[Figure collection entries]
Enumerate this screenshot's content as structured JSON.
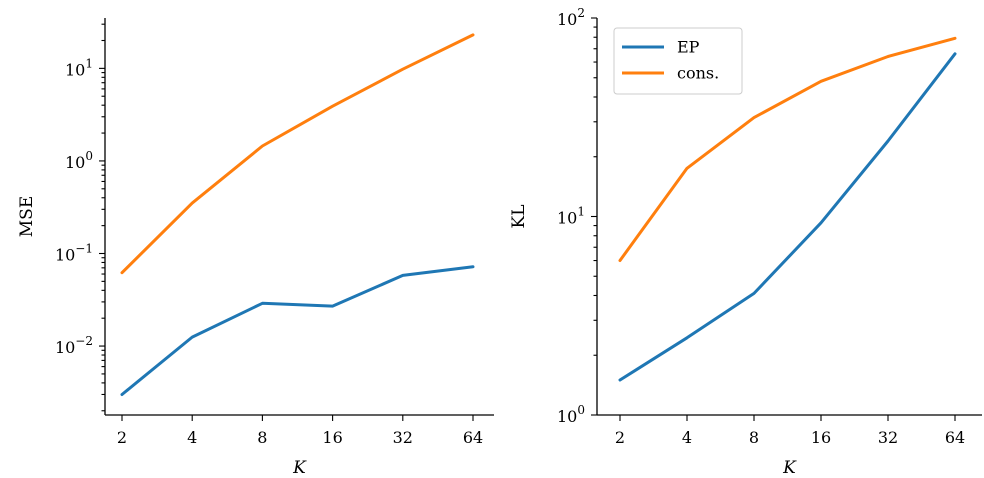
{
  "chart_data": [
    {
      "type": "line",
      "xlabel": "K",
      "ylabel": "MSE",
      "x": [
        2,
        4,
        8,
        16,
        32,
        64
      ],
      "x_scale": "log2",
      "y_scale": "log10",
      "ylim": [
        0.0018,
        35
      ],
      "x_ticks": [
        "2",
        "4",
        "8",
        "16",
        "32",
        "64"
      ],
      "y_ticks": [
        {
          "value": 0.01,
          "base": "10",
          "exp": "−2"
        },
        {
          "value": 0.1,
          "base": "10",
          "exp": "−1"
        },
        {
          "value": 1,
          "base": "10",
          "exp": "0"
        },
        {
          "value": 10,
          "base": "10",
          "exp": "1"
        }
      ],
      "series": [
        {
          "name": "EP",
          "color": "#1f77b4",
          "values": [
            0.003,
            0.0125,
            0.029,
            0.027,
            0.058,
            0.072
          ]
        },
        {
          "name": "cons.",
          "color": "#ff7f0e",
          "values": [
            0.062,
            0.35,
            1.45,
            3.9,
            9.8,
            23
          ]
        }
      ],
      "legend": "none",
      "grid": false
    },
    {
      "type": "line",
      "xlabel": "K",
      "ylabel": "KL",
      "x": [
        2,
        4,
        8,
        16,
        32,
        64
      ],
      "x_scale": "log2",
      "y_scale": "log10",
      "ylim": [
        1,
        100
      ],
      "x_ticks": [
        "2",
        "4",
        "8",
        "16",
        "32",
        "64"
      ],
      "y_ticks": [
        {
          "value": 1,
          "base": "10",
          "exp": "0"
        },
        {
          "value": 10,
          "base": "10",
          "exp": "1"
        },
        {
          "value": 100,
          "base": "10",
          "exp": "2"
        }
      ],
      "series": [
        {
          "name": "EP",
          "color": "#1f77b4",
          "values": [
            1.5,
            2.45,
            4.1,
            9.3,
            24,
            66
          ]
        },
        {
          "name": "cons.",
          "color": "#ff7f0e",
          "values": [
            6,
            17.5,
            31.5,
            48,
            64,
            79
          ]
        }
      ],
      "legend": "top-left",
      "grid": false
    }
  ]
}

--

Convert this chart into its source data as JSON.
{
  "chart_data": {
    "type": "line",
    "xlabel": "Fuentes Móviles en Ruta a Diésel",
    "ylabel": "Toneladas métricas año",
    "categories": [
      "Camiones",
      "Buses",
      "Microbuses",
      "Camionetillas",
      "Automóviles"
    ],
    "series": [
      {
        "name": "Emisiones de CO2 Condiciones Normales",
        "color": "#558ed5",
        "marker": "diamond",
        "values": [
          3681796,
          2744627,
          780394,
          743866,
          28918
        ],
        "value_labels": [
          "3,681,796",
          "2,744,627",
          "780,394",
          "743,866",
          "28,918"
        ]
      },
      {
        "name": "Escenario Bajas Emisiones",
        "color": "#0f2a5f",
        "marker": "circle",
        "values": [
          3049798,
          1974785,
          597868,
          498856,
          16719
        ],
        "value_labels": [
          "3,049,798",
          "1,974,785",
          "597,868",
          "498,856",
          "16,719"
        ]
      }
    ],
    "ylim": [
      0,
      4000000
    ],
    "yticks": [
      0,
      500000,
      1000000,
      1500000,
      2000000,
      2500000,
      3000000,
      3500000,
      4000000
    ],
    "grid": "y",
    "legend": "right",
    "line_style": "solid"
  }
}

> **Your task**
Report how many lines in these entries contain "JSON". Answer with the number only.

> **Completed exercise**
2